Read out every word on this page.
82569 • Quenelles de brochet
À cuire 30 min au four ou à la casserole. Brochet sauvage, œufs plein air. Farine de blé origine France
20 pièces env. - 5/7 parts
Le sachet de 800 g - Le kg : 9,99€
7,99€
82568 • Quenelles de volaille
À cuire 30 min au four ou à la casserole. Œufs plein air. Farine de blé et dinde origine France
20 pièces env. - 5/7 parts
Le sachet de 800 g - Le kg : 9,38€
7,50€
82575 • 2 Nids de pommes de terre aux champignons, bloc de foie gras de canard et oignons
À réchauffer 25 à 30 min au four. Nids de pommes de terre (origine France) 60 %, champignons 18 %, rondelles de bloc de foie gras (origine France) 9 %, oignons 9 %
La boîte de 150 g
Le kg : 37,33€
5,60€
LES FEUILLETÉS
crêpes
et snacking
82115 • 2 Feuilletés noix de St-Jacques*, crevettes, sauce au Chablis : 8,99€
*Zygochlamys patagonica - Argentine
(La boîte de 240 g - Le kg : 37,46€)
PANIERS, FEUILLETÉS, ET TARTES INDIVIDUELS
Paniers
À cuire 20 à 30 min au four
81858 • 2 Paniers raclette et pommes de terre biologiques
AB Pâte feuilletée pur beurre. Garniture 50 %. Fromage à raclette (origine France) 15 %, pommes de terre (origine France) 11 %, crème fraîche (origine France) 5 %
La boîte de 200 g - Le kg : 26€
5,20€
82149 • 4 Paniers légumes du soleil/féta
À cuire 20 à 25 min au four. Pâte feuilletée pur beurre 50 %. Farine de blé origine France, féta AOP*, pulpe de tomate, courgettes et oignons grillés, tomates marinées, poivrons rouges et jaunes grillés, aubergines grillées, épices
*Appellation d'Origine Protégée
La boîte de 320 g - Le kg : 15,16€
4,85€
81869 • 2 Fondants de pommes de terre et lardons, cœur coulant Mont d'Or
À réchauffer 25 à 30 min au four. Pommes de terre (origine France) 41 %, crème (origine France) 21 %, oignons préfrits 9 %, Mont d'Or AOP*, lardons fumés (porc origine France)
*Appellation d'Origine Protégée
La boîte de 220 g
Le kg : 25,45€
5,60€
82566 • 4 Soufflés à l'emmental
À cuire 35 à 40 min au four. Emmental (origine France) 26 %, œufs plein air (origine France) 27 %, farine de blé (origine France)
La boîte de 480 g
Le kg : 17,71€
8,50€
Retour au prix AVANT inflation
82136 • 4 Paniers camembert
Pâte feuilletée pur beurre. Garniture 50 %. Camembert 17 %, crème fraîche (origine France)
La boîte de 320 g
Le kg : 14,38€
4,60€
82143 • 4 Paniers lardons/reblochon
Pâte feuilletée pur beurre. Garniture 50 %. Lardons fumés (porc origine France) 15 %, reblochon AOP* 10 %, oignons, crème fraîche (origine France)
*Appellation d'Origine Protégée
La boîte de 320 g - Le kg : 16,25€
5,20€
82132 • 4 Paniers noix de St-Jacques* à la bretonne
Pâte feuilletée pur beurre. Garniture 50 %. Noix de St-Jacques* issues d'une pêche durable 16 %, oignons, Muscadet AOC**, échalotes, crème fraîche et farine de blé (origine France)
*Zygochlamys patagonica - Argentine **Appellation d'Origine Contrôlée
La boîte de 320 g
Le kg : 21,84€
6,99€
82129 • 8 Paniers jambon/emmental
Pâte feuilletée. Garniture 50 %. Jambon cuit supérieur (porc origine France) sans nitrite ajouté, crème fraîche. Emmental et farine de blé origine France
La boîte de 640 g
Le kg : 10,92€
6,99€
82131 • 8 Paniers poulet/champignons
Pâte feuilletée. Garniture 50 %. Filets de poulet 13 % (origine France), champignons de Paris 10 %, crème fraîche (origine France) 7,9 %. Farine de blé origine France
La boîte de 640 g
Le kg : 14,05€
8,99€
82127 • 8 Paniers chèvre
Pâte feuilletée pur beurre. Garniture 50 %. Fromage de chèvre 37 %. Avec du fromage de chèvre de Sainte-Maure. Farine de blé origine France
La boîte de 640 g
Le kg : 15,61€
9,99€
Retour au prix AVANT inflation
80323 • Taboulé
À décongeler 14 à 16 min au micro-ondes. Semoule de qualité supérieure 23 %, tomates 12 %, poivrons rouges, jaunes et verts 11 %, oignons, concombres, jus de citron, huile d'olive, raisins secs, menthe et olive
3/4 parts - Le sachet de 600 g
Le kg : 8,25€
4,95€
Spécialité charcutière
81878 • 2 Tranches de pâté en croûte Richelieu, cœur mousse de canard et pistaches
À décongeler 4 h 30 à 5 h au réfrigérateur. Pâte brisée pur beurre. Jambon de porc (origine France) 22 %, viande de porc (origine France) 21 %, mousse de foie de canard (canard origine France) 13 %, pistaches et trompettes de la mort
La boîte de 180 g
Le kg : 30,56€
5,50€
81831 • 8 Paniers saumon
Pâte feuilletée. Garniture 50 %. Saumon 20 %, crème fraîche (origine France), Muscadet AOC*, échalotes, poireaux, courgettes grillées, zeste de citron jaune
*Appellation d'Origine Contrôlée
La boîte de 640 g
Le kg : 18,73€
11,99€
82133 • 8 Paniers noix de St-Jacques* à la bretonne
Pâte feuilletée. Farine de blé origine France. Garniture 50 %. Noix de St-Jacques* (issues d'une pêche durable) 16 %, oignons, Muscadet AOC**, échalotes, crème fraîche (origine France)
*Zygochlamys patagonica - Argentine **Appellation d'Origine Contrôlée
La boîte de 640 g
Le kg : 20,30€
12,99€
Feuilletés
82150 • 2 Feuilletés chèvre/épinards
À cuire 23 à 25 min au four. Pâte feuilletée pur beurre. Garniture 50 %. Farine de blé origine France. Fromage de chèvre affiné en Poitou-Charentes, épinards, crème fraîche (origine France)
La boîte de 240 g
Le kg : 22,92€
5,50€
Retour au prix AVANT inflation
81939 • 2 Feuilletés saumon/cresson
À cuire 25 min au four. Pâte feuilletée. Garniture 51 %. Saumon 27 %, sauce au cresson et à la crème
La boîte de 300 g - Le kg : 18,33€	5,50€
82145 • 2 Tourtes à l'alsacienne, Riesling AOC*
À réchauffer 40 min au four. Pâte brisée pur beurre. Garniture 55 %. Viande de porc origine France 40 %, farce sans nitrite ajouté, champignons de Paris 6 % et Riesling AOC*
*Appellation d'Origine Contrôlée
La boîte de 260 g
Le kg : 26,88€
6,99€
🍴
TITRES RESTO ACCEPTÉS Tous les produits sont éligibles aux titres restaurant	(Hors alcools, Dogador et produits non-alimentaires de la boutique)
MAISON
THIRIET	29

SHORT PROBLEM: Please set down all the data word for word.

TASK SOLUTION:
Read out every word on this page.
82569 • Quenelles de brochet
À cuire 30 min au four ou à la casserole. Brochet sauvage, œufs plein air. Farine de blé origine France
20 pièces env. - 5/7 parts
Le sachet de 800 g - Le kg : 9,99€
7,99€
82568 • Quenelles de volaille
À cuire 30 min au four ou à la casserole. Œufs plein air. Farine de blé et dinde origine France
20 pièces env. - 5/7 parts
Le sachet de 800 g - Le kg : 9,38€
7,50€
82575 • 2 Nids de pommes de terre aux champignons, bloc de foie gras de canard et oignons
À réchauffer 25 à 30 min au four. Nids de pommes de terre (origine France) 60 %, champignons 18 %, rondelles de bloc de foie gras (origine France) 9 %, oignons 9 %
La boîte de 150 g
Le kg : 37,33€
5,60€
LES FEUILLETÉS
crêpes
et snacking
82115 • 2 Feuilletés noix de St-Jacques*, crevettes, sauce au Chablis : 8,99€
*Zygochlamys patagonica - Argentine
(La boîte de 240 g - Le kg : 37,46€)
PANIERS, FEUILLETÉS, ET TARTES INDIVIDUELS
Paniers
À cuire 20 à 30 min au four
81858 • 2 Paniers raclette et pommes de terre biologiques
AB Pâte feuilletée pur beurre. Garniture 50 %. Fromage à raclette (origine France) 15 %, pommes de terre (origine France) 11 %, crème fraîche (origine France) 5 %
La boîte de 200 g - Le kg : 26€
5,20€
82149 • 4 Paniers légumes du soleil/féta
À cuire 20 à 25 min au four. Pâte feuilletée pur beurre 50 %. Farine de blé origine France, féta AOP*, pulpe de tomate, courgettes et oignons grillés, tomates marinées, poivrons rouges et jaunes grillés, aubergines grillées, épices
*Appellation d'Origine Protégée
La boîte de 320 g - Le kg : 15,16€
4,85€
81869 • 2 Fondants de pommes de terre et lardons, cœur coulant Mont d'Or
À réchauffer 25 à 30 min au four. Pommes de terre (origine France) 41 %, crème (origine France) 21 %, oignons préfrits 9 %, Mont d'Or AOP*, lardons fumés (porc origine France)
*Appellation d'Origine Protégée
La boîte de 220 g
Le kg : 25,45€
5,60€
82566 • 4 Soufflés à l'emmental
À cuire 35 à 40 min au four. Emmental (origine France) 26 %, œufs plein air (origine France) 27 %, farine de blé (origine France)
La boîte de 480 g
Le kg : 17,71€
8,50€
Retour au prix AVANT inflation
82136 • 4 Paniers camembert
Pâte feuilletée pur beurre. Garniture 50 %. Camembert 17 %, crème fraîche (origine France)
La boîte de 320 g
Le kg : 14,38€
4,60€
82143 • 4 Paniers lardons/reblochon
Pâte feuilletée pur beurre. Garniture 50 %. Lardons fumés (porc origine France) 15 %, reblochon AOP* 10 %, oignons, crème fraîche (origine France)
*Appellation d'Origine Protégée
La boîte de 320 g - Le kg : 16,25€
5,20€
82132 • 4 Paniers noix de St-Jacques* à la bretonne
Pâte feuilletée pur beurre. Garniture 50 %. Noix de St-Jacques* issues d'une pêche durable 16 %, oignons, Muscadet AOC**, échalotes, crème fraîche et farine de blé (origine France)
*Zygochlamys patagonica - Argentine **Appellation d'Origine Contrôlée
La boîte de 320 g
Le kg : 21,84€
6,99€
82129 • 8 Paniers jambon/emmental
Pâte feuilletée. Garniture 50 %. Jambon cuit supérieur (porc origine France) sans nitrite ajouté, crème fraîche. Emmental et farine de blé origine France
La boîte de 640 g
Le kg : 10,92€
6,99€
82131 • 8 Paniers poulet/champignons
Pâte feuilletée. Garniture 50 %. Filets de poulet 13 % (origine France), champignons de Paris 10 %, crème fraîche (origine France) 7,9 %. Farine de blé origine France
La boîte de 640 g
Le kg : 14,05€
8,99€
82127 • 8 Paniers chèvre
Pâte feuilletée pur beurre. Garniture 50 %. Fromage de chèvre 37 %. Avec du fromage de chèvre de Sainte-Maure. Farine de blé origine France
La boîte de 640 g
Le kg : 15,61€
9,99€
Retour au prix AVANT inflation
80323 • Taboulé
À décongeler 14 à 16 min au micro-ondes. Semoule de qualité supérieure 23 %, tomates 12 %, poivrons rouges, jaunes et verts 11 %, oignons, concombres, jus de citron, huile d'olive, raisins secs, menthe et olive
3/4 parts - Le sachet de 600 g
Le kg : 8,25€
4,95€
Spécialité charcutière
81878 • 2 Tranches de pâté en croûte Richelieu, cœur mousse de canard et pistaches
À décongeler 4 h 30 à 5 h au réfrigérateur. Pâte brisée pur beurre. Jambon de porc (origine France) 22 %, viande de porc (origine France) 21 %, mousse de foie de canard (canard origine France) 13 %, pistaches et trompettes de la mort
La boîte de 180 g
Le kg : 30,56€
5,50€
81831 • 8 Paniers saumon
Pâte feuilletée. Garniture 50 %. Saumon 20 %, crème fraîche (origine France), Muscadet AOC*, échalotes, poireaux, courgettes grillées, zeste de citron jaune
*Appellation d'Origine Contrôlée
La boîte de 640 g
Le kg : 18,73€
11,99€
82133 • 8 Paniers noix de St-Jacques* à la bretonne
Pâte feuilletée. Farine de blé origine France. Garniture 50 %. Noix de St-Jacques* (issues d'une pêche durable) 16 %, oignons, Muscadet AOC**, échalotes, crème fraîche (origine France)
*Zygochlamys patagonica - Argentine **Appellation d'Origine Contrôlée
La boîte de 640 g
Le kg : 20,30€
12,99€
Feuilletés
82150 • 2 Feuilletés chèvre/épinards
À cuire 23 à 25 min au four. Pâte feuilletée pur beurre. Garniture 50 %. Farine de blé origine France. Fromage de chèvre affiné en Poitou-Charentes, épinards, crème fraîche (origine France)
La boîte de 240 g
Le kg : 22,92€
5,50€
Retour au prix AVANT inflation
81939 • 2 Feuilletés saumon/cresson
À cuire 25 min au four. Pâte feuilletée. Garniture 51 %. Saumon 27 %, sauce au cresson et à la crème
La boîte de 300 g - Le kg : 18,33€	5,50€
82145 • 2 Tourtes à l'alsacienne, Riesling AOC*
À réchauffer 40 min au four. Pâte brisée pur beurre. Garniture 55 %. Viande de porc origine France 40 %, farce sans nitrite ajouté, champignons de Paris 6 % et Riesling AOC*
*Appellation d'Origine Contrôlée
La boîte de 260 g
Le kg : 26,88€
6,99€
🍴
TITRES RESTO ACCEPTÉS Tous les produits sont éligibles aux titres restaurant	(Hors alcools, Dogador et produits non-alimentaires de la boutique)
MAISON
THIRIET	29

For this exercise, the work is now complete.